## Instruction
What lines of the data include the string "border"? Copy them all.

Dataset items
________________

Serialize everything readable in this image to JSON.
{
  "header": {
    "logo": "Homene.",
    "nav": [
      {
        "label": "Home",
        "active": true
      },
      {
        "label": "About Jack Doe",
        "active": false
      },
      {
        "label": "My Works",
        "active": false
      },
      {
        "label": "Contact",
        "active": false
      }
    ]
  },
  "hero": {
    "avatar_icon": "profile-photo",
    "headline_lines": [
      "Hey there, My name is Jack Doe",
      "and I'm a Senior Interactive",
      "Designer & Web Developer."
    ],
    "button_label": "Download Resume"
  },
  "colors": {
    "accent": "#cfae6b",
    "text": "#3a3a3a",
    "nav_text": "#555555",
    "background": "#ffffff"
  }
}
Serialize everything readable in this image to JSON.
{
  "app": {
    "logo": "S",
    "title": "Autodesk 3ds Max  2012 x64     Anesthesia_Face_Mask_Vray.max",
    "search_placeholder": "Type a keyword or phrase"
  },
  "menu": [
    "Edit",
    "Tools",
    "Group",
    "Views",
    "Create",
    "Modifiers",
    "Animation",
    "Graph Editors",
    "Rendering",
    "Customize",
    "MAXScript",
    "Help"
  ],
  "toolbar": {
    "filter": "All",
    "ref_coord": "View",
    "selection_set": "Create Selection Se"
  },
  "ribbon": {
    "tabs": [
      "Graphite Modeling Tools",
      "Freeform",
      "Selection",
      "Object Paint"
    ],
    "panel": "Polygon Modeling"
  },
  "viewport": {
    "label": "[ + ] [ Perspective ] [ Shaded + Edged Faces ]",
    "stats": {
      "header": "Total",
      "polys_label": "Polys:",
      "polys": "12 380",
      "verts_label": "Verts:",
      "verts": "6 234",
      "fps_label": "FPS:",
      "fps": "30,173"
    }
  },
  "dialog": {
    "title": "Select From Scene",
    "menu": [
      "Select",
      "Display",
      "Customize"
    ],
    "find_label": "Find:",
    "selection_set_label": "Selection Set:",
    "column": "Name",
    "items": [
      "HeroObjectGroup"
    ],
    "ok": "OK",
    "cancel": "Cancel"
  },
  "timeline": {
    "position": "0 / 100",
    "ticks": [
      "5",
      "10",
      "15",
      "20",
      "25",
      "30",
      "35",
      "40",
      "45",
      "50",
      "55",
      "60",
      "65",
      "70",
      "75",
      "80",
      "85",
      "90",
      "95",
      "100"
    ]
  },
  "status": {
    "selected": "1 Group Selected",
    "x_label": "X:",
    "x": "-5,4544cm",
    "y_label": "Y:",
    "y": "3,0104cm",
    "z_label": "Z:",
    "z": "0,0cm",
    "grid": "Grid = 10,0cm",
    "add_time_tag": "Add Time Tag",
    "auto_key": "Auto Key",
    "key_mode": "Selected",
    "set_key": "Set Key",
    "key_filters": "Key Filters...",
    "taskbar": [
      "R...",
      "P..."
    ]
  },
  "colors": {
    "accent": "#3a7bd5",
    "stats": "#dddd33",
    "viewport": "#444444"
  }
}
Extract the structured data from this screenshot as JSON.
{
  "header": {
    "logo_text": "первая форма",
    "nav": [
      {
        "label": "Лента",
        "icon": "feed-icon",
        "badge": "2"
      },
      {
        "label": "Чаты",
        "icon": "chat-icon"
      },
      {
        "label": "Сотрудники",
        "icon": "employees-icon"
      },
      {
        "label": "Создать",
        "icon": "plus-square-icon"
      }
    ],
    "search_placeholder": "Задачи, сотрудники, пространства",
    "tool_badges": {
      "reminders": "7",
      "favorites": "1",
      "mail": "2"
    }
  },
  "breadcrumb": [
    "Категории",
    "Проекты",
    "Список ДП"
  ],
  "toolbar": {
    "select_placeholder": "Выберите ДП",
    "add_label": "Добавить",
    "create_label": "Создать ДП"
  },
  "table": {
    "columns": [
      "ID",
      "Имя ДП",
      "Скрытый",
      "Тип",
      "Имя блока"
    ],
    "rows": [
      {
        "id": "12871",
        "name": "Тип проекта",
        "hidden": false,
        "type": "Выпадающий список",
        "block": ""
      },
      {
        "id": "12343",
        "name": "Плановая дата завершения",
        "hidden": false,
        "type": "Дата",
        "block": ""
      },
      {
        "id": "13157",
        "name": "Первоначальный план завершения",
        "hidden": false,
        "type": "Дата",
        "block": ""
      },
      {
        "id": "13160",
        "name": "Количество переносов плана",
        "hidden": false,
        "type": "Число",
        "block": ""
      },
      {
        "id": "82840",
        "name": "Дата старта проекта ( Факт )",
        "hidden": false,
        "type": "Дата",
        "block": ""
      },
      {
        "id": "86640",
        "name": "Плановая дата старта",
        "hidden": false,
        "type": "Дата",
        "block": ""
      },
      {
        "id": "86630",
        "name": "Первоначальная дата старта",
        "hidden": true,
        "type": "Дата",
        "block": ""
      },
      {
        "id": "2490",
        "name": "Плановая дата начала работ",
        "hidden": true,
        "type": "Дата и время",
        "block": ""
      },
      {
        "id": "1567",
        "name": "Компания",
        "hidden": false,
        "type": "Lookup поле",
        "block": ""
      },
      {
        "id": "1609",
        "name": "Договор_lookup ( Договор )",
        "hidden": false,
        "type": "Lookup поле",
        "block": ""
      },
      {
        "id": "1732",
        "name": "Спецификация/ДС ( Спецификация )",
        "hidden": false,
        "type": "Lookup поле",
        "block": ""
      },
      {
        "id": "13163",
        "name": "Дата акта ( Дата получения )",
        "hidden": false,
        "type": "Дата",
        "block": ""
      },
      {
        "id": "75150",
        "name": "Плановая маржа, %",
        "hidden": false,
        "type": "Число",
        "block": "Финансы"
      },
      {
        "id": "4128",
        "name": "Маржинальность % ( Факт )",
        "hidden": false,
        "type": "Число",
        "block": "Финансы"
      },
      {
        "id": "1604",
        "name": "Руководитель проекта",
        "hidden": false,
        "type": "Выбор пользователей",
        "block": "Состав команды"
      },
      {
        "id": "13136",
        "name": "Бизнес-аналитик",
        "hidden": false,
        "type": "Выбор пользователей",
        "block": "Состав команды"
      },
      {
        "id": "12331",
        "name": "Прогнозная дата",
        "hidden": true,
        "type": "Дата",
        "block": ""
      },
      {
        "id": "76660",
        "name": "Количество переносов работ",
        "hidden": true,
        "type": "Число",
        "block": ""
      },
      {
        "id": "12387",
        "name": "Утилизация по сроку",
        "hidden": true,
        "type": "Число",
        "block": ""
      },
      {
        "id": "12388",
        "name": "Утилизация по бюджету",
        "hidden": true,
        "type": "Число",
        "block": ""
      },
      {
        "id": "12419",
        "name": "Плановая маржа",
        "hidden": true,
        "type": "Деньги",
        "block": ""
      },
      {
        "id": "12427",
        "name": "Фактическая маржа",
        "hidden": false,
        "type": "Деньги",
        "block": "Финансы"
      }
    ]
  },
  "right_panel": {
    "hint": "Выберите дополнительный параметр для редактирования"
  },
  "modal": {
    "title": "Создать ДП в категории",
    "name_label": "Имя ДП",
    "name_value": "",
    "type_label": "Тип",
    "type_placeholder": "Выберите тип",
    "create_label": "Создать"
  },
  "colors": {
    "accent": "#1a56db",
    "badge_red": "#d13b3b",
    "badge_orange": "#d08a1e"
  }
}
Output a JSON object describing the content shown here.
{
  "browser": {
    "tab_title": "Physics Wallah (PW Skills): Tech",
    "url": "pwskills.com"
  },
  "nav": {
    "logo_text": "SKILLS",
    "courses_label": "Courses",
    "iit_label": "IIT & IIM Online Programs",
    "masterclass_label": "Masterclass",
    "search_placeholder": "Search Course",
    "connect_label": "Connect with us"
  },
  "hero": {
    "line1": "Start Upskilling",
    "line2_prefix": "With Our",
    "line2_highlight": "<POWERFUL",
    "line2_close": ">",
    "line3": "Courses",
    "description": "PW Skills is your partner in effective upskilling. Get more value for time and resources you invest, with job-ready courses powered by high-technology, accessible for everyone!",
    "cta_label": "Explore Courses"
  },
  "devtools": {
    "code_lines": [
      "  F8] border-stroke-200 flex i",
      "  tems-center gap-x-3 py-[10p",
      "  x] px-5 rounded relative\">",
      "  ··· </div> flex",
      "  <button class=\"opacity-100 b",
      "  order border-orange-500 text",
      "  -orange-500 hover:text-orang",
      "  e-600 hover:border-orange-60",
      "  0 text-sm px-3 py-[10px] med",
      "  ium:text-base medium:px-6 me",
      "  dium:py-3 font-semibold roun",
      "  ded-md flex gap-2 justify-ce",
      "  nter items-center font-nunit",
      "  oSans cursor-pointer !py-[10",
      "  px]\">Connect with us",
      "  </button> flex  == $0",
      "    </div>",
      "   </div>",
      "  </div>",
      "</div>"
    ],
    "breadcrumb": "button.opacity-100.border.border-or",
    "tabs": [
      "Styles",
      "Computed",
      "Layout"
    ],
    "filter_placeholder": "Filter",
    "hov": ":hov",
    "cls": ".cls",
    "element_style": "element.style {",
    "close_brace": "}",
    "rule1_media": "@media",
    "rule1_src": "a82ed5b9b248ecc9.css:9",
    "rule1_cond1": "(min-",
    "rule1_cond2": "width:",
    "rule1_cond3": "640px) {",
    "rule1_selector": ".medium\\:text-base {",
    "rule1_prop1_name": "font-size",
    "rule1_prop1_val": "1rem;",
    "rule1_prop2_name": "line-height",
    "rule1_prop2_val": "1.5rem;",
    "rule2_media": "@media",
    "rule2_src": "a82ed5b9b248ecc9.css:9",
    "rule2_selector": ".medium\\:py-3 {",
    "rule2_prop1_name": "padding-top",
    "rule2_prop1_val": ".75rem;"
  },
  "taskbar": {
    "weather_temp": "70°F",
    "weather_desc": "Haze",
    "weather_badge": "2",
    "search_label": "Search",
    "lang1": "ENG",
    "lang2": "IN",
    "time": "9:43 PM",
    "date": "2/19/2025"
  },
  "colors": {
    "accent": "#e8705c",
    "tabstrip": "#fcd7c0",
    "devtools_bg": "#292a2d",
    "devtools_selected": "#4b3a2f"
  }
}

________________

## Exercise response
      "  F8] border-stroke-200 flex i",
      "  order border-orange-500 text",
      "  e-600 hover:border-orange-60",
    "breadcrumb": "button.opacity-100.border.border-or",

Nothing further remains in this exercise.